__Written problem__.
Print the following records verbatim, reproducing every line without alteration.

__Exercise materials__.

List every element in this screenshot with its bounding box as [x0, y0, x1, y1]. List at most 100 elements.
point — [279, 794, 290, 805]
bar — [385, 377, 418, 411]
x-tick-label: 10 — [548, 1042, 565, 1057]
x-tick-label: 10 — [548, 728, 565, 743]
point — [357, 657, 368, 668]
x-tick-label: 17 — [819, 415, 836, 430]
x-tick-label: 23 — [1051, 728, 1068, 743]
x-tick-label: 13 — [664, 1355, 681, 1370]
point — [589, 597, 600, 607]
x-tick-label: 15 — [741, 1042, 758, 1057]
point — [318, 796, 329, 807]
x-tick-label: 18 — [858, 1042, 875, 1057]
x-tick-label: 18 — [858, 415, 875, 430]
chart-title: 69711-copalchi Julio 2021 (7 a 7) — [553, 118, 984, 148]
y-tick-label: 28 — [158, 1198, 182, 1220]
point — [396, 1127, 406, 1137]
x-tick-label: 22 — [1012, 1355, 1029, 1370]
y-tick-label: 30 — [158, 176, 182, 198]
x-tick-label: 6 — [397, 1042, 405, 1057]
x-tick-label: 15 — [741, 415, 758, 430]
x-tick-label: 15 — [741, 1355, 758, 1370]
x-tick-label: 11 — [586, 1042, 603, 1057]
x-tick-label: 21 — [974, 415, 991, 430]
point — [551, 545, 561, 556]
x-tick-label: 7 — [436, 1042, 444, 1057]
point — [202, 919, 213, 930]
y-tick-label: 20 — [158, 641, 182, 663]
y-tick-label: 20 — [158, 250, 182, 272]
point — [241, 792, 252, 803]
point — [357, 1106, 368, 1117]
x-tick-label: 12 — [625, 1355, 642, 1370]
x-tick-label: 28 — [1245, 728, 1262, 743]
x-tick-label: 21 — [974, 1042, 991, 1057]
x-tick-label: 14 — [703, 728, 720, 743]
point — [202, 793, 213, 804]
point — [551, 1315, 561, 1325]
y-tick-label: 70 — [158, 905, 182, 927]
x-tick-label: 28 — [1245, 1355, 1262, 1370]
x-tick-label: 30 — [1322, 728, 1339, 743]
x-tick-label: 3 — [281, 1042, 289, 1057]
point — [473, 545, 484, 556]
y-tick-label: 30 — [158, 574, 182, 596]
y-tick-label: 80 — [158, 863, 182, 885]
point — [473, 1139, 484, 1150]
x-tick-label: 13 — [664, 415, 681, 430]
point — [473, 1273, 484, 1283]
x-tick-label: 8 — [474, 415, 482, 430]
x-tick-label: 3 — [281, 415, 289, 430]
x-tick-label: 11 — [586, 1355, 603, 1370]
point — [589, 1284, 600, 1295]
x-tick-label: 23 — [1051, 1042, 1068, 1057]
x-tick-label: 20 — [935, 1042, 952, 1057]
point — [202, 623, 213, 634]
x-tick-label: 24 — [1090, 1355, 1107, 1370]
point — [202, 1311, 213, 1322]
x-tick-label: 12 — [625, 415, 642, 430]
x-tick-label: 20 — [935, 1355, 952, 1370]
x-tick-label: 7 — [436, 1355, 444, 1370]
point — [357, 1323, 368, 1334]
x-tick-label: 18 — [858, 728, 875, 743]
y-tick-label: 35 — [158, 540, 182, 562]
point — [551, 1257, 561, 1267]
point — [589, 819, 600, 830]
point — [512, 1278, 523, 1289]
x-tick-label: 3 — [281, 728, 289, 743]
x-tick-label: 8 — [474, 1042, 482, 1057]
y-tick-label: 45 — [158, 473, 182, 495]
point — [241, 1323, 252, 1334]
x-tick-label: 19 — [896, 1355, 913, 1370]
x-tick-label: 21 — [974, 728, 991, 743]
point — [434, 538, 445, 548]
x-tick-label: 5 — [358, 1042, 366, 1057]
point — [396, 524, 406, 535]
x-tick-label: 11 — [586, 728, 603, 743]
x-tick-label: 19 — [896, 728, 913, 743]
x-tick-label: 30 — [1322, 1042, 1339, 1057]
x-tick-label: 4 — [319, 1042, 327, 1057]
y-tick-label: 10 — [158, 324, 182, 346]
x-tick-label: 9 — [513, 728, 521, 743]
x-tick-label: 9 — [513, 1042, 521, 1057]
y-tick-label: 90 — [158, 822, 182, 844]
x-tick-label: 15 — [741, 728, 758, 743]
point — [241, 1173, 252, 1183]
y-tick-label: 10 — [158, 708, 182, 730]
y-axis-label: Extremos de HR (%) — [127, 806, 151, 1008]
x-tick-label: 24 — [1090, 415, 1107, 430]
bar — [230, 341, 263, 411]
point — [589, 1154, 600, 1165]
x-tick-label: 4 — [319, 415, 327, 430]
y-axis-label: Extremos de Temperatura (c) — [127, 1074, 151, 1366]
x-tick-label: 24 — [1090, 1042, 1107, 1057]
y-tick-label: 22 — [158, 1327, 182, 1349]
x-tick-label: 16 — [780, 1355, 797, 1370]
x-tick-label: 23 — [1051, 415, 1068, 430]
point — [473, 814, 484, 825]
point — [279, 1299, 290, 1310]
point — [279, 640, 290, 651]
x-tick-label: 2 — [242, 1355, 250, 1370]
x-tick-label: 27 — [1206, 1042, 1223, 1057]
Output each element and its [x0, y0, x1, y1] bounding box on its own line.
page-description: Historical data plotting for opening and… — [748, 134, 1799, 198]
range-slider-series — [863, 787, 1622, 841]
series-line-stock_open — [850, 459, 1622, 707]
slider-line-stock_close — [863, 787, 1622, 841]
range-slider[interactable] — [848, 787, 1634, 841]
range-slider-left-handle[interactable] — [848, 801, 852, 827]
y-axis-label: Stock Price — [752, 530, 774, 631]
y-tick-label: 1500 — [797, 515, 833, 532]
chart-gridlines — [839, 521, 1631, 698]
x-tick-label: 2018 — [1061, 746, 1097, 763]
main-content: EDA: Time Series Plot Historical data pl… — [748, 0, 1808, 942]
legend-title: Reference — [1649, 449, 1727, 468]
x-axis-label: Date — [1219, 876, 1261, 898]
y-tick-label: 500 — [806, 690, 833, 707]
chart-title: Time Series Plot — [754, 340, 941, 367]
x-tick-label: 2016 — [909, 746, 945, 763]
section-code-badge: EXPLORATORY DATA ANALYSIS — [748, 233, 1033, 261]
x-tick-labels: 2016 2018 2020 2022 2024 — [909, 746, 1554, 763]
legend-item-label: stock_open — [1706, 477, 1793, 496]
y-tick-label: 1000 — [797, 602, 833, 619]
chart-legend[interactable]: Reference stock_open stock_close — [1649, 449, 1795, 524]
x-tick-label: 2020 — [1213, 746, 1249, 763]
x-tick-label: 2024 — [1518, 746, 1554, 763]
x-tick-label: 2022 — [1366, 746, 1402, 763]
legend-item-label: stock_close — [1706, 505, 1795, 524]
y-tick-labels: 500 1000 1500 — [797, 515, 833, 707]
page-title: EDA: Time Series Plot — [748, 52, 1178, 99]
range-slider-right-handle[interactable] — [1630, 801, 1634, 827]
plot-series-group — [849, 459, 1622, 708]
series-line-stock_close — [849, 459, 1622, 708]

__Exercise answer__.
List every element in this screenshot with its bounding box as [x0, y0, x1, y1]. List at most 100 elements.
point — [279, 794, 290, 805]
bar — [385, 377, 418, 411]
x-tick-label: 10 — [548, 1042, 565, 1057]
x-tick-label: 10 — [548, 728, 565, 743]
point — [357, 657, 368, 668]
x-tick-label: 17 — [819, 415, 836, 430]
x-tick-label: 23 — [1051, 728, 1068, 743]
x-tick-label: 13 — [664, 1355, 681, 1370]
point — [589, 597, 600, 607]
x-tick-label: 15 — [741, 1042, 758, 1057]
point — [318, 796, 329, 807]
x-tick-label: 18 — [858, 1042, 875, 1057]
x-tick-label: 18 — [858, 415, 875, 430]
chart-title: 69711-copalchi Julio 2021 (7 a 7) — [553, 118, 984, 148]
y-tick-label: 28 — [158, 1198, 182, 1220]
point — [396, 1127, 406, 1137]
x-tick-label: 22 — [1012, 1355, 1029, 1370]
y-tick-label: 30 — [158, 176, 182, 198]
x-tick-label: 6 — [397, 1042, 405, 1057]
x-tick-label: 15 — [741, 415, 758, 430]
x-tick-label: 15 — [741, 1355, 758, 1370]
x-tick-label: 11 — [586, 1042, 603, 1057]
x-tick-label: 21 — [974, 415, 991, 430]
point — [551, 545, 561, 556]
x-tick-label: 7 — [436, 1042, 444, 1057]
point — [202, 919, 213, 930]
y-tick-label: 20 — [158, 641, 182, 663]
y-tick-label: 20 — [158, 250, 182, 272]
point — [241, 792, 252, 803]
point — [357, 1106, 368, 1117]
x-tick-label: 12 — [625, 1355, 642, 1370]
x-tick-label: 28 — [1245, 728, 1262, 743]
x-tick-label: 21 — [974, 1042, 991, 1057]
x-tick-label: 14 — [703, 728, 720, 743]
point — [202, 793, 213, 804]
point — [551, 1315, 561, 1325]
y-tick-label: 70 — [158, 905, 182, 927]
x-tick-label: 28 — [1245, 1355, 1262, 1370]
x-tick-label: 30 — [1322, 728, 1339, 743]
x-tick-label: 3 — [281, 1042, 289, 1057]
point — [473, 545, 484, 556]
y-tick-label: 30 — [158, 574, 182, 596]
y-tick-label: 80 — [158, 863, 182, 885]
point — [473, 1139, 484, 1150]
x-tick-label: 13 — [664, 415, 681, 430]
point — [473, 1273, 484, 1283]
x-tick-label: 8 — [474, 415, 482, 430]
x-tick-label: 3 — [281, 415, 289, 430]
x-tick-label: 11 — [586, 1355, 603, 1370]
point — [589, 1284, 600, 1295]
x-tick-label: 23 — [1051, 1042, 1068, 1057]
x-tick-label: 20 — [935, 1042, 952, 1057]
point — [202, 623, 213, 634]
x-tick-label: 24 — [1090, 1355, 1107, 1370]
point — [202, 1311, 213, 1322]
x-tick-label: 12 — [625, 415, 642, 430]
x-tick-label: 20 — [935, 1355, 952, 1370]
x-tick-label: 7 — [436, 1355, 444, 1370]
point — [357, 1323, 368, 1334]
x-tick-label: 18 — [858, 728, 875, 743]
y-tick-label: 35 — [158, 540, 182, 562]
point — [551, 1257, 561, 1267]
point — [589, 819, 600, 830]
point — [512, 1278, 523, 1289]
x-tick-label: 3 — [281, 728, 289, 743]
x-tick-label: 8 — [474, 1042, 482, 1057]
y-tick-label: 45 — [158, 473, 182, 495]
point — [241, 1323, 252, 1334]
x-tick-label: 19 — [896, 1355, 913, 1370]
x-tick-label: 21 — [974, 728, 991, 743]
point — [434, 538, 445, 548]
x-tick-label: 5 — [358, 1042, 366, 1057]
point — [396, 524, 406, 535]
x-tick-label: 11 — [586, 728, 603, 743]
x-tick-label: 19 — [896, 728, 913, 743]
x-tick-label: 30 — [1322, 1042, 1339, 1057]
x-tick-label: 4 — [319, 1042, 327, 1057]
y-tick-label: 10 — [158, 324, 182, 346]
x-tick-label: 9 — [513, 728, 521, 743]
x-tick-label: 9 — [513, 1042, 521, 1057]
y-tick-label: 90 — [158, 822, 182, 844]
x-tick-label: 15 — [741, 728, 758, 743]
point — [241, 1173, 252, 1183]
y-tick-label: 10 — [158, 708, 182, 730]
y-axis-label: Extremos de HR (%) — [127, 806, 151, 1008]
x-tick-label: 24 — [1090, 415, 1107, 430]
bar — [230, 341, 263, 411]
point — [589, 1154, 600, 1165]
x-tick-label: 4 — [319, 415, 327, 430]
y-axis-label: Extremos de Temperatura (c) — [127, 1074, 151, 1366]
x-tick-label: 24 — [1090, 1042, 1107, 1057]
y-tick-label: 22 — [158, 1327, 182, 1349]
x-tick-label: 16 — [780, 1355, 797, 1370]
x-tick-label: 23 — [1051, 415, 1068, 430]
point — [473, 814, 484, 825]
point — [279, 1299, 290, 1310]
point — [279, 640, 290, 651]
x-tick-label: 2 — [242, 1355, 250, 1370]
x-tick-label: 27 — [1206, 1042, 1223, 1057]
Output each element and its [x0, y0, x1, y1] bounding box on its own line.
page-description: Historical data plotting for opening and… — [748, 134, 1799, 198]
range-slider-series — [863, 787, 1622, 841]
series-line-stock_open — [850, 459, 1622, 707]
slider-line-stock_close — [863, 787, 1622, 841]
range-slider[interactable] — [848, 787, 1634, 841]
range-slider-left-handle[interactable] — [848, 801, 852, 827]
y-axis-label: Stock Price — [752, 530, 774, 631]
y-tick-label: 1500 — [797, 515, 833, 532]
chart-gridlines — [839, 521, 1631, 698]
x-tick-label: 2018 — [1061, 746, 1097, 763]
main-content: EDA: Time Series Plot Historical data pl… — [748, 0, 1808, 942]
legend-title: Reference — [1649, 449, 1727, 468]
x-axis-label: Date — [1219, 876, 1261, 898]
y-tick-label: 500 — [806, 690, 833, 707]
chart-title: Time Series Plot — [754, 340, 941, 367]
x-tick-label: 2016 — [909, 746, 945, 763]
section-code-badge: EXPLORATORY DATA ANALYSIS — [748, 233, 1033, 261]
x-tick-labels: 2016 2018 2020 2022 2024 — [909, 746, 1554, 763]
legend-item-label: stock_open — [1706, 477, 1793, 496]
y-tick-label: 1000 — [797, 602, 833, 619]
chart-legend[interactable]: Reference stock_open stock_close — [1649, 449, 1795, 524]
x-tick-label: 2020 — [1213, 746, 1249, 763]
x-tick-label: 2024 — [1518, 746, 1554, 763]
x-tick-label: 2022 — [1366, 746, 1402, 763]
legend-item-label: stock_close — [1706, 505, 1795, 524]
y-tick-labels: 500 1000 1500 — [797, 515, 833, 707]
page-title: EDA: Time Series Plot — [748, 52, 1178, 99]
range-slider-right-handle[interactable] — [1630, 801, 1634, 827]
plot-series-group — [849, 459, 1622, 708]
series-line-stock_close — [849, 459, 1622, 708]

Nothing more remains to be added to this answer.